Dataset items
○ ○ ○ ○
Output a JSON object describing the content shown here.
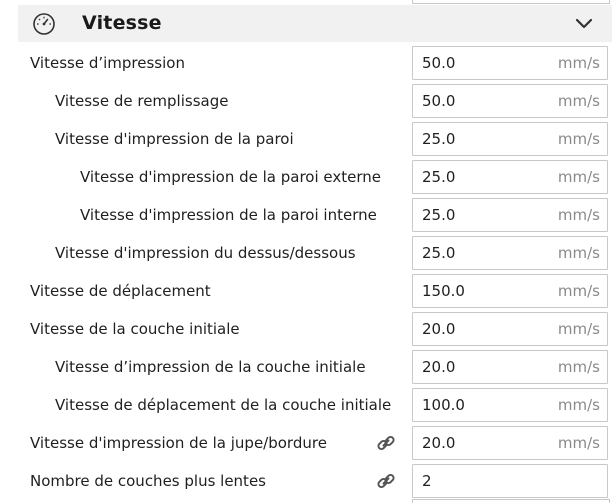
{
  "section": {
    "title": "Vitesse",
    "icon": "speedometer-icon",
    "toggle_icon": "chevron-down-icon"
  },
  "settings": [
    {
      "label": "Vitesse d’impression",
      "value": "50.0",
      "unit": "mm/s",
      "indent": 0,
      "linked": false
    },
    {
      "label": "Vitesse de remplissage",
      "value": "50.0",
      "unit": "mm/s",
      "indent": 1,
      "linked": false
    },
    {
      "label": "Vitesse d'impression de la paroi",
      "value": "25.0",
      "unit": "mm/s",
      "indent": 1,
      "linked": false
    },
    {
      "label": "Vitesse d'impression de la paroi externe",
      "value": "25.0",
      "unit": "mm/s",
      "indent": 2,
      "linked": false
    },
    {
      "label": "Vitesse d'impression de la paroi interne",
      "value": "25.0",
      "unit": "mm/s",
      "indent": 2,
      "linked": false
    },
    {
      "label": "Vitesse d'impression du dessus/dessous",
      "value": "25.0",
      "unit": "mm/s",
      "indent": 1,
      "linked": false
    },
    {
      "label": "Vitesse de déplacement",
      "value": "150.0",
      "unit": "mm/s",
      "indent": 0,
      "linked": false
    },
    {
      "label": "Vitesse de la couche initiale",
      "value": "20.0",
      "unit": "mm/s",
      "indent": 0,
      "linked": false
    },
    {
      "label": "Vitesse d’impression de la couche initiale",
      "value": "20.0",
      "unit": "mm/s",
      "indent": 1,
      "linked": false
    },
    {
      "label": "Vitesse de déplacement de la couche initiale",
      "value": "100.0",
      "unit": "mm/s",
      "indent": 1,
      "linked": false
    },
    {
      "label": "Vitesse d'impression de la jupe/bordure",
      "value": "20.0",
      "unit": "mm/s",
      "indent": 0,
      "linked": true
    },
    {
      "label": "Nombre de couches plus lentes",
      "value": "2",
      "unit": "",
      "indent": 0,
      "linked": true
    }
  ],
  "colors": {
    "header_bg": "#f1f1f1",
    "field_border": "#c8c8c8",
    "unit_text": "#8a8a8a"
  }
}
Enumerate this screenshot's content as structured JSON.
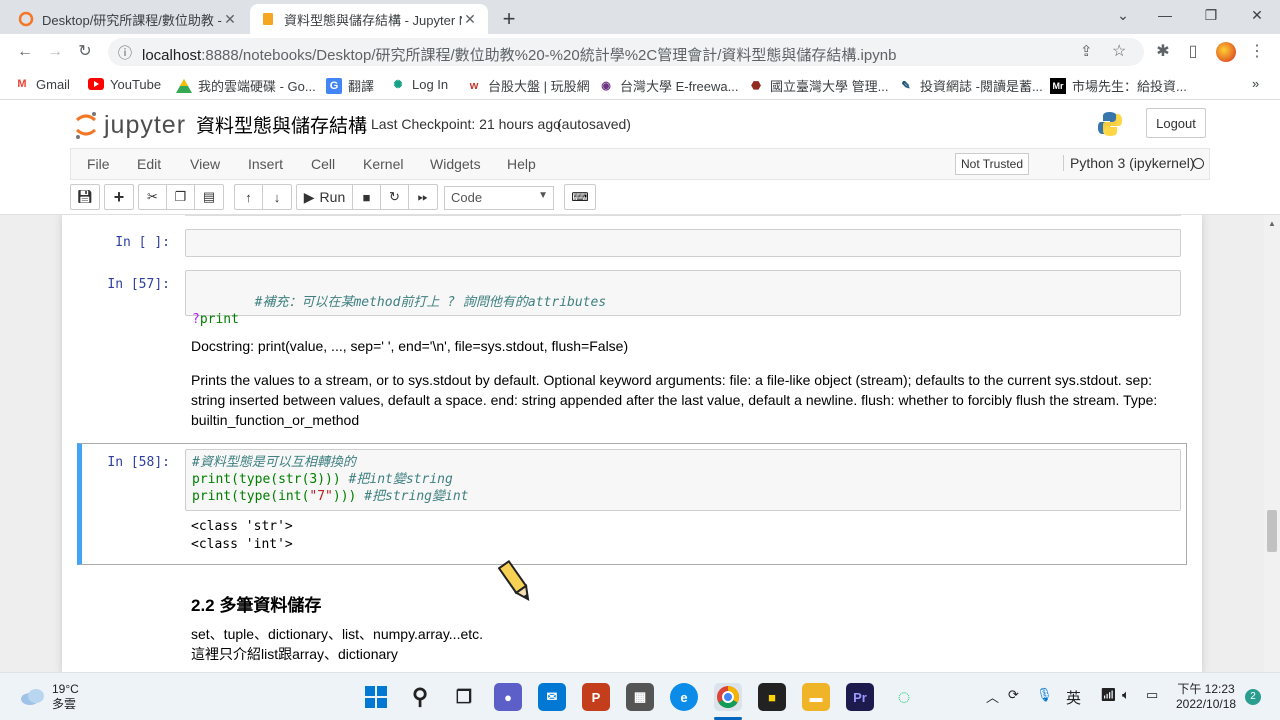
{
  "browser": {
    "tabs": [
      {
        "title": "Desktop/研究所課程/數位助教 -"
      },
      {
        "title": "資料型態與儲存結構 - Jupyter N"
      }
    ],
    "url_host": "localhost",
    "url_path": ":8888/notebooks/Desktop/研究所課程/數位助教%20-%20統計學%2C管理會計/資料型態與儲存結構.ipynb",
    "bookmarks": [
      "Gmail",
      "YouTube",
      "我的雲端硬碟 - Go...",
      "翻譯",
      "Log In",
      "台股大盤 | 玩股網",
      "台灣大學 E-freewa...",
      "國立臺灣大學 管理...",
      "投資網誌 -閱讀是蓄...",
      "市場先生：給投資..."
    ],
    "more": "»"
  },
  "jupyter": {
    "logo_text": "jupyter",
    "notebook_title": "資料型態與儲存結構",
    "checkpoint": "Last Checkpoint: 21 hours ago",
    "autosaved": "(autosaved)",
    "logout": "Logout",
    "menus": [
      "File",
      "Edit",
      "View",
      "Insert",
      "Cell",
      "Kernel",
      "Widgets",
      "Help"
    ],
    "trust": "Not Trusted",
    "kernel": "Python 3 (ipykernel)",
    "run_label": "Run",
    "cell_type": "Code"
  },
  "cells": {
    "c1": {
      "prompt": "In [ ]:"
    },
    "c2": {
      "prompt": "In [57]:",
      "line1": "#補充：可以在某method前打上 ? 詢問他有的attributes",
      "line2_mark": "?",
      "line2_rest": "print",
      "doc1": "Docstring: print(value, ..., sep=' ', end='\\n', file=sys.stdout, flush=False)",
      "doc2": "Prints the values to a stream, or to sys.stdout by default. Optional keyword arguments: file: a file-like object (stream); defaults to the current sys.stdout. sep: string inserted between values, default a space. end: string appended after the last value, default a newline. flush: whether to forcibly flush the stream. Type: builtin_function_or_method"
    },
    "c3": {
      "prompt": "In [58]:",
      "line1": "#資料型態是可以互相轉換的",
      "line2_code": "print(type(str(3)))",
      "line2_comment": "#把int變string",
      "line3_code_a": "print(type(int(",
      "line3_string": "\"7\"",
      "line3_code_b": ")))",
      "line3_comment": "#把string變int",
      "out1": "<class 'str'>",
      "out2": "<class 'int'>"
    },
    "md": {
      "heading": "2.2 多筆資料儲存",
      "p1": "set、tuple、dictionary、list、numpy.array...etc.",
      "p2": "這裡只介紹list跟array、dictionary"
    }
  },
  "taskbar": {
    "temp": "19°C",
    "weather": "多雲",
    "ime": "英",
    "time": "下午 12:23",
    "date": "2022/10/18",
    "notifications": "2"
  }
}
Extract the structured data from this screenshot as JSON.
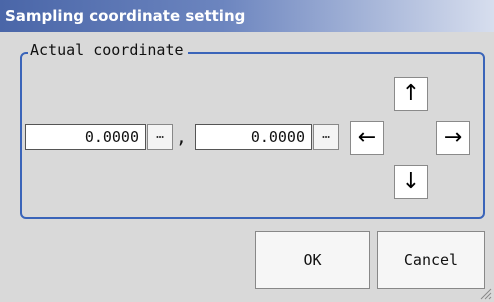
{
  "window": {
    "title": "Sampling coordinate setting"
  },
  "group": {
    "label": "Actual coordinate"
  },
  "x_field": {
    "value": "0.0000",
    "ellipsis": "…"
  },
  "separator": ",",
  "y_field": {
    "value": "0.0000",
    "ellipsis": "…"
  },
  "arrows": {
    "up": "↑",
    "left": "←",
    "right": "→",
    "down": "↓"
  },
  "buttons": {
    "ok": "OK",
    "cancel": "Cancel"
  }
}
○ ○ ○ ○
#### Task brief
Exactly the lines from the one containing "Extract the structured" to the final line of the entries are wanted; please write them out, both ends included, but not the pictures.

#### Task solution
Extract the structured data from this screenshot as JSON.
{
  "window": {
    "title": "Sampling coordinate setting"
  },
  "group": {
    "label": "Actual coordinate"
  },
  "x_field": {
    "value": "0.0000",
    "ellipsis": "…"
  },
  "separator": ",",
  "y_field": {
    "value": "0.0000",
    "ellipsis": "…"
  },
  "arrows": {
    "up": "↑",
    "left": "←",
    "right": "→",
    "down": "↓"
  },
  "buttons": {
    "ok": "OK",
    "cancel": "Cancel"
  }
}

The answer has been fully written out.